Aim: Locate the string "values" throughout the material and copy every line in which it occurs.

-.-.-

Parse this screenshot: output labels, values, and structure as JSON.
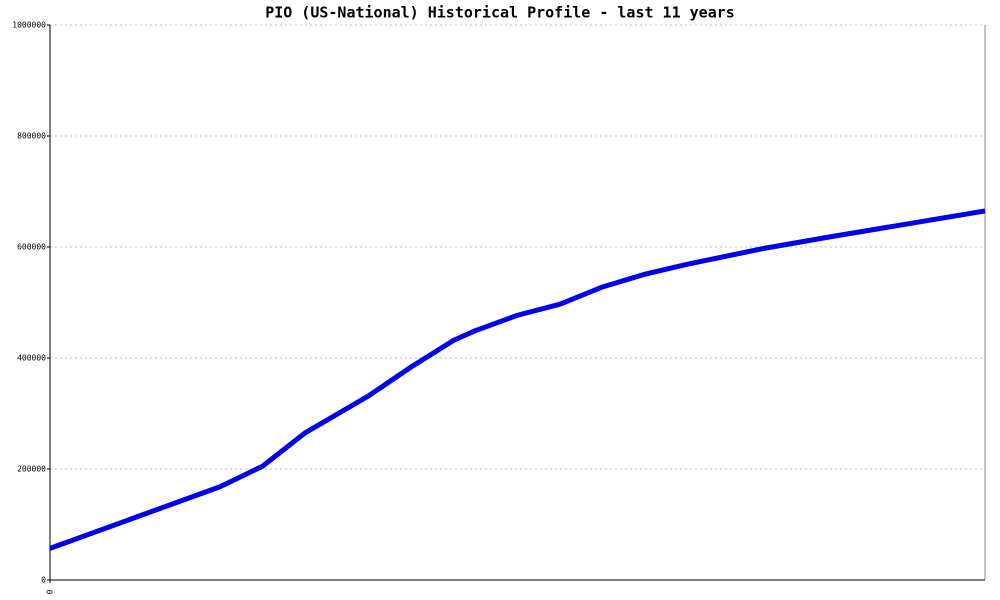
{
  "chart_data": {
    "type": "line",
    "title": "PIO (US-National) Historical Profile - last 11 years",
    "x": [
      0,
      24,
      30,
      36,
      45,
      51,
      57,
      60,
      66,
      72,
      78,
      84,
      90,
      101,
      110,
      132
    ],
    "series": [
      {
        "color": "#0000ee",
        "values": [
          57000,
          168000,
          205000,
          265000,
          332000,
          384000,
          432000,
          449000,
          477000,
          497000,
          528000,
          551000,
          569000,
          598000,
          618000,
          665000
        ]
      }
    ],
    "xlim": [
      0,
      132
    ],
    "xticks": [
      0
    ],
    "ylim": [
      0,
      1000000
    ],
    "yticks": [
      0,
      200000,
      400000,
      600000,
      800000,
      1000000
    ],
    "grid": true
  }
}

-.-.-

Reply:
Parse this screenshot: output labels, values, and structure as JSON.
        "values": [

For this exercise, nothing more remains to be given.